TASK DIRECTIONS: In the records that follow, show each line where the word "культуры" is present.

•••••

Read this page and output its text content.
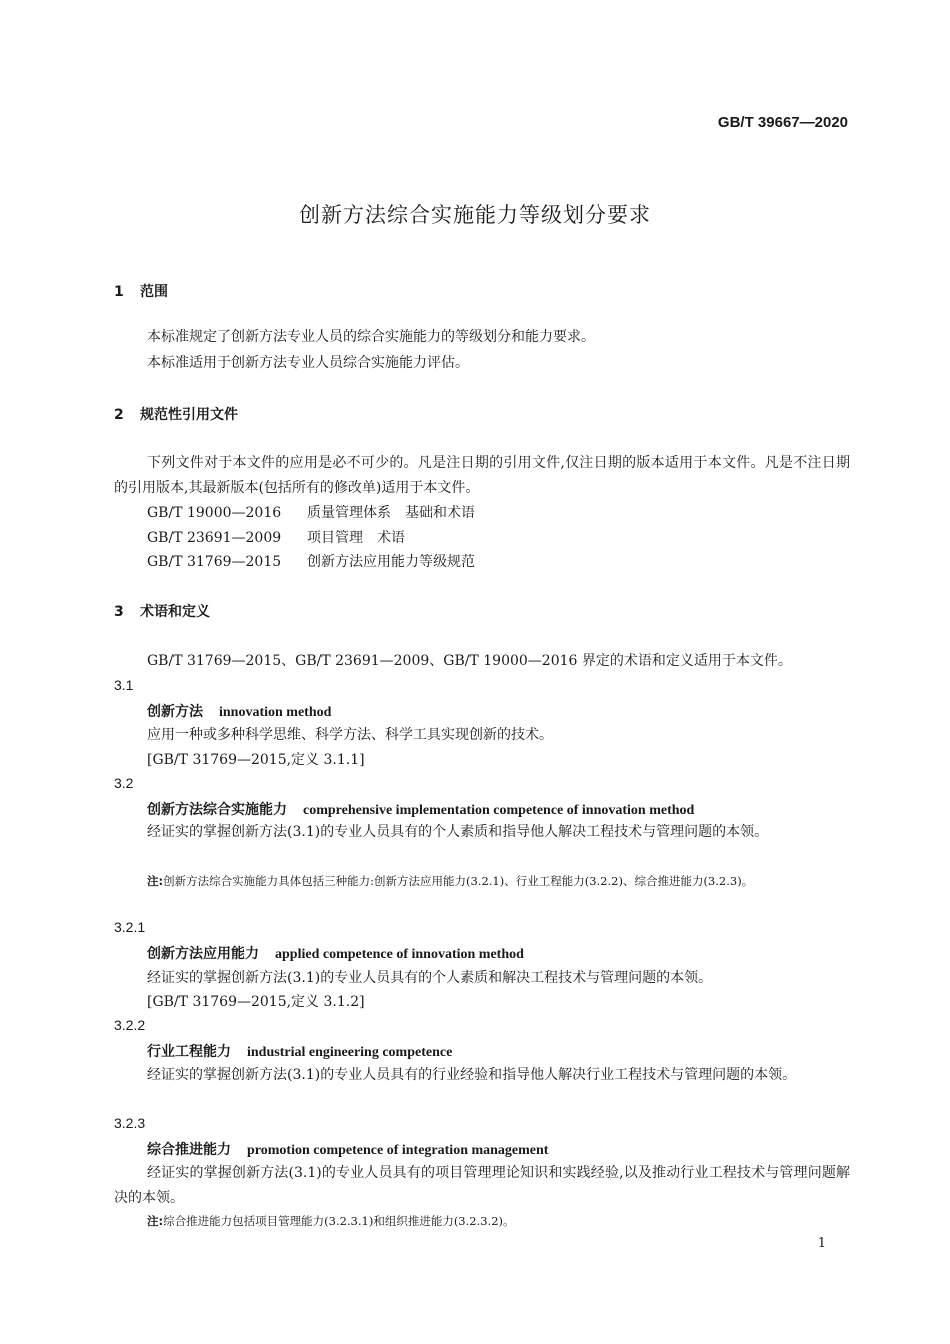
GB/T 39667—2020
创新方法综合实施能力等级划分要求
1 范围
本标准规定了创新方法专业人员的综合实施能力的等级划分和能力要求。
本标准适用于创新方法专业人员综合实施能力评估。
2 规范性引用文件
下列文件对于本文件的应用是必不可少的。凡是注日期的引用文件,仅注日期的版本适用于本文件。凡是不注日期的引用版本,其最新版本(包括所有的修改单)适用于本文件。
GB/T 19000—2016 质量管理体系　基础和术语
GB/T 23691—2009 项目管理　术语
GB/T 31769—2015 创新方法应用能力等级规范
3 术语和定义
GB/T 31769—2015、GB/T 23691—2009、GB/T 19000—2016 界定的术语和定义适用于本文件。
3.1
创新方法 innovation method
应用一种或多种科学思维、科学方法、科学工具实现创新的技术。
[GB/T 31769—2015,定义 3.1.1]
3.2
创新方法综合实施能力 comprehensive implementation competence of innovation method
经证实的掌握创新方法(3.1)的专业人员具有的个人素质和指导他人解决工程技术与管理问题的本领。
注:创新方法综合实施能力具体包括三种能力:创新方法应用能力(3.2.1)、行业工程能力(3.2.2)、综合推进能力(3.2.3)。
3.2.1
创新方法应用能力 applied competence of innovation method
经证实的掌握创新方法(3.1)的专业人员具有的个人素质和解决工程技术与管理问题的本领。
[GB/T 31769—2015,定义 3.1.2]
3.2.2
行业工程能力 industrial engineering competence
经证实的掌握创新方法(3.1)的专业人员具有的行业经验和指导他人解决行业工程技术与管理问题的本领。
3.2.3
综合推进能力 promotion competence of integration management
经证实的掌握创新方法(3.1)的专业人员具有的项目管理理论知识和实践经验,以及推动行业工程技术与管理问题解决的本领。
注:综合推进能力包括项目管理能力(3.2.3.1)和组织推进能力(3.2.3.2)。
1
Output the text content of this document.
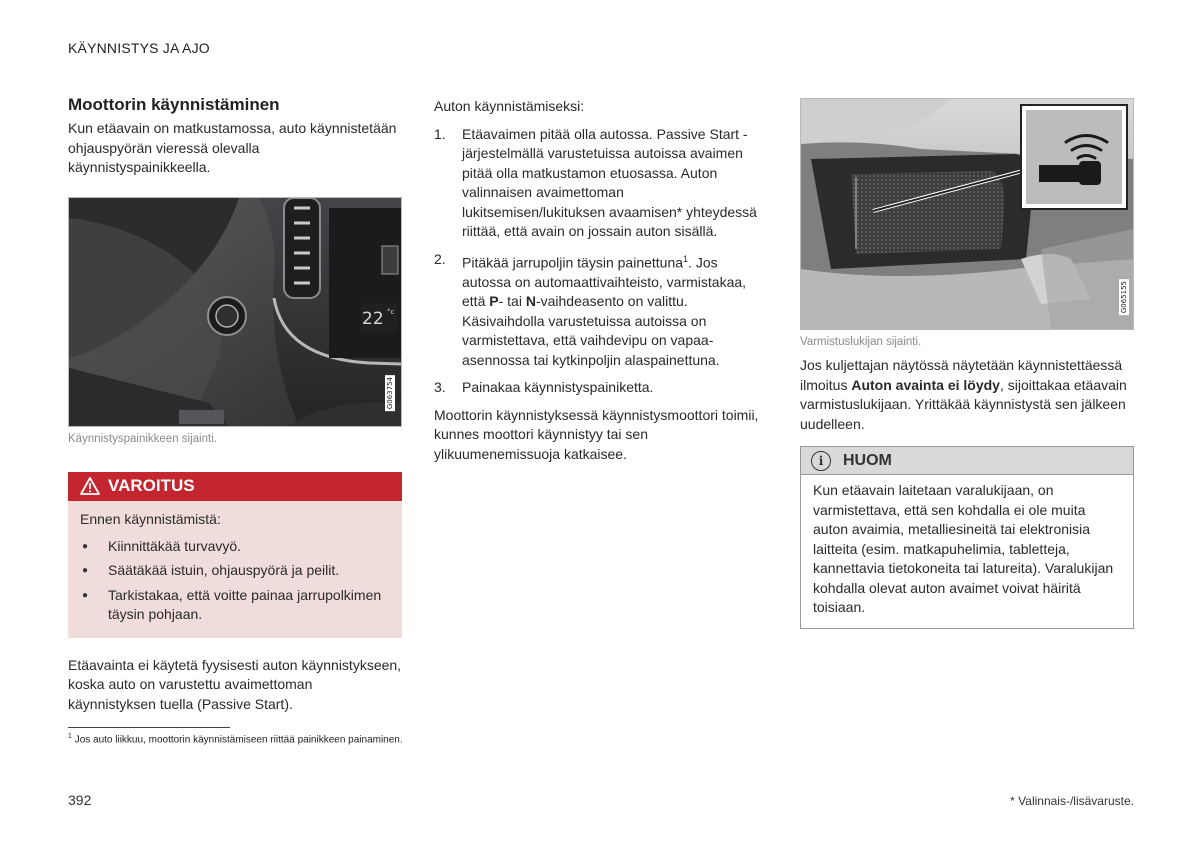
KÄYNNISTYS JA AJO
Moottorin käynnistäminen

Kun etäavain on matkustamossa, auto käynnistetään ohjauspyörän vieressä olevalla käynnistyspainikkeella.

22 °c
G063754
Käynnistyspainikkeen sijainti.
VAROITUS

Ennen käynnistämistä:

● Kiinnittäkää turvavyö.
● Säätäkää istuin, ohjauspyörä ja peilit.
● Tarkistakaa, että voitte painaa jarrupolkimen täysin pohjaan.

Etäavainta ei käytetä fyysisesti auton käynnistykseen, koska auto on varustettu avaimettoman käynnistyksen tuella (Passive Start).

Auton käynnistämiseksi:

1. Etäavaimen pitää olla autossa. Passive Start -järjestelmällä varustetuissa autoissa avaimen pitää olla matkustamon etuosassa. Auton valinnaisen avaimettoman lukitsemisen/lukituksen avaamisen* yhteydessä riittää, että avain on jossain auton sisällä.
2. Pitäkää jarrupoljin täysin painettuna$^1$. Jos autossa on automaattivaihteisto, varmistakaa, että P- tai N-vaihdeasento on valittu. Käsivaihdolla varustetuissa autoissa on varmistettava, että vaihdevipu on vapaa-asennossa tai kytkinpoljin alaspainettuna.
3. Painakaa käynnistyspainiketta.

Moottorin käynnistyksessä käynnistysmoottori toimii, kunnes moottori käynnistyy tai sen ylikuumenemissuoja katkaisee.

G065155
Varmistuslukijan sijainti.

Jos kuljettajan näytössä näytetään käynnistettäessä ilmoitus Auton avainta ei löydy, sijoittakaa etäavain varmistuslukijaan. Yrittäkää käynnistystä sen jälkeen uudelleen.

i	HUOM

Kun etäavain laitetaan varalukijaan, on varmistettava, että sen kohdalla ei ole muita auton avaimia, metalliesineitä tai elektronisia laitteita (esim. matkapuhelimia, tabletteja, kannettavia tietokoneita tai latureita). Varalukijan kohdalla olevat auton avaimet voivat häiritä toisiaan.

$^1$ Jos auto liikkuu, moottorin käynnistämiseen riittää painikkeen painaminen.
392	* Valinnais-/lisävaruste.
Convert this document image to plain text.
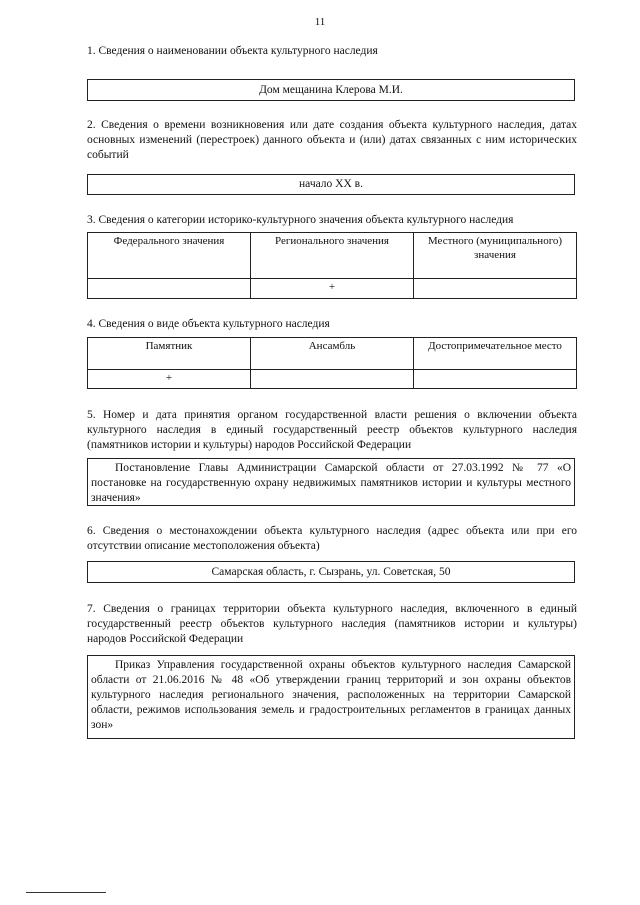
11
1. Сведения о наименовании объекта культурного наследия
Дом мещанина Клерова М.И.
2. Сведения о времени возникновения или дате создания объекта культурного наследия, датах
основных изменений (перестроек) данного объекта и (или) датах связанных с ним исторических
событий
начало ХХ в.
3. Сведения о категории историко-культурного значения объекта культурного наследия
Федерального значения	Регионального значения	Местного (муниципального) значения
	+	
4. Сведения о виде объекта культурного наследия
Памятник	Ансамбль	Достопримечательное место
+		
5. Номер и дата принятия органом государственной власти решения о включении объекта
культурного наследия в единый государственный реестр объектов культурного наследия
(памятников истории и культуры) народов Российской Федерации
Постановление Главы Администрации Самарской области от 27.03.1992 № 77 «О
постановке на государственную охрану недвижимых памятников истории и культуры местного
значения»
6. Сведения о местонахождении объекта культурного наследия (адрес объекта или при его
отсутствии описание местоположения объекта)
Самарская область, г. Сызрань, ул. Советская, 50
7. Сведения о границах территории объекта культурного наследия, включенного в единый
государственный реестр объектов культурного наследия (памятников истории и культуры)
народов Российской Федерации
Приказ Управления государственной охраны объектов культурного наследия Самарской
области от 21.06.2016 № 48 «Об утверждении границ территорий и зон охраны объектов
культурного наследия регионального значения, расположенных на территории Самарской
области, режимов использования земель и градостроительных регламентов в границах данных
зон»
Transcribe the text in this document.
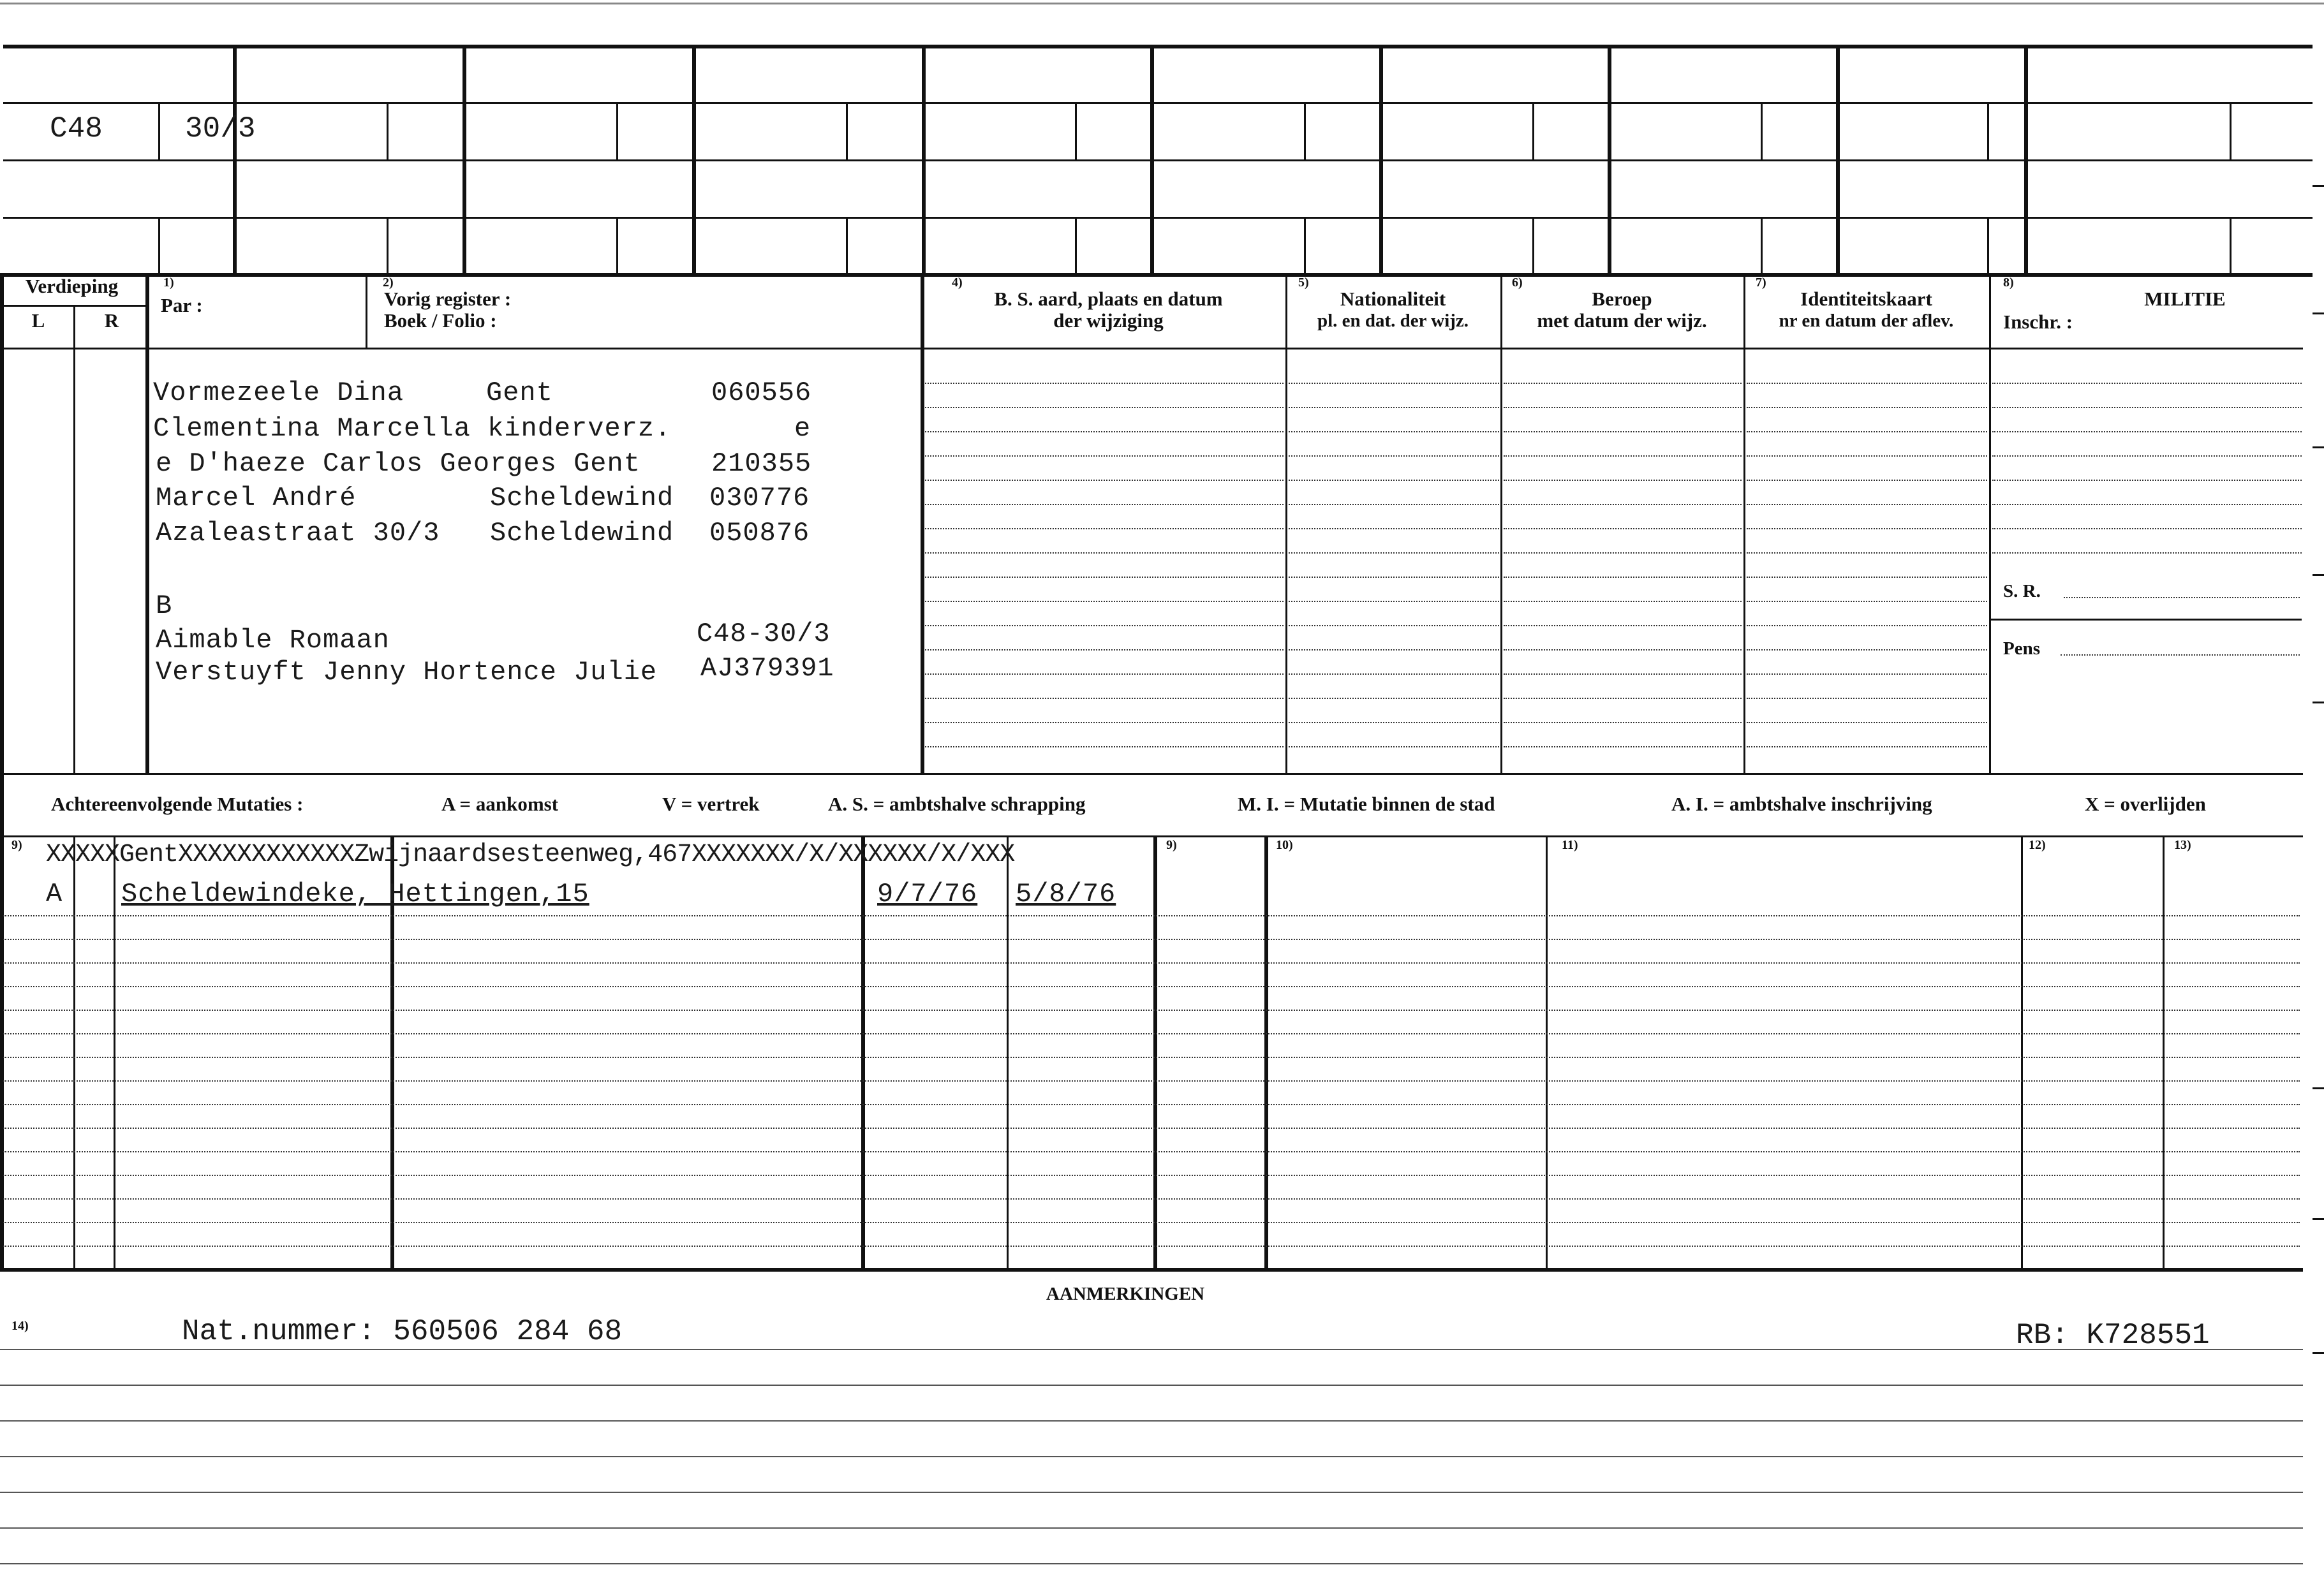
C48	30/3
Verdieping
L	R
1)
Par :
2)
Vorig register :
Boek / Folio :
4)
B. S. aard, plaats en datum
der wijziging
5)
Nationaliteit
pl. en dat. der wijz.
6)
Beroep
met datum der wijz.
7)
Identiteitskaart
nr en datum der aflev.
8)
MILITIE
Inschr. :
Vormezeele Dina	Gent	060556
Clementina Marcella kinderverz.	e
e D'haeze Carlos Georges Gent	210355
Marcel André	Scheldewind 030776
Azaleastraat 30/3 Scheldewind 050876
B
Aimable Romaan	C48-30/3
Verstuyft Jenny Hortence Julie AJ379391
S. R.
Pens
Achtereenvolgende Mutaties :	A = aankomst	V = vertrek	A. S. = ambtshalve schrapping	M. I. = Mutatie binnen de stad	A. I. = ambtshalve inschrijving	X = overlijden
9)	9)	10)	11)	12)	13)
XXXXXGentXXXXXXXXXXXXZwijnaardsesteenweg,467XXXXXXX/X/XXXXXX/X/XXX
A Scheldewindeke, Hettingen,15	9/7/76 5/8/76
AANMERKINGEN
14)	Nat.nummer: 560506 284 68	RB: K728551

•••••

EXPECTED ANSWER:
(памятников истории и культуры) народов Российской Федерации
постановке на государственную охрану недвижимых памятников истории и культуры местного
государственный реестр объектов культурного наследия (памятников истории и культуры)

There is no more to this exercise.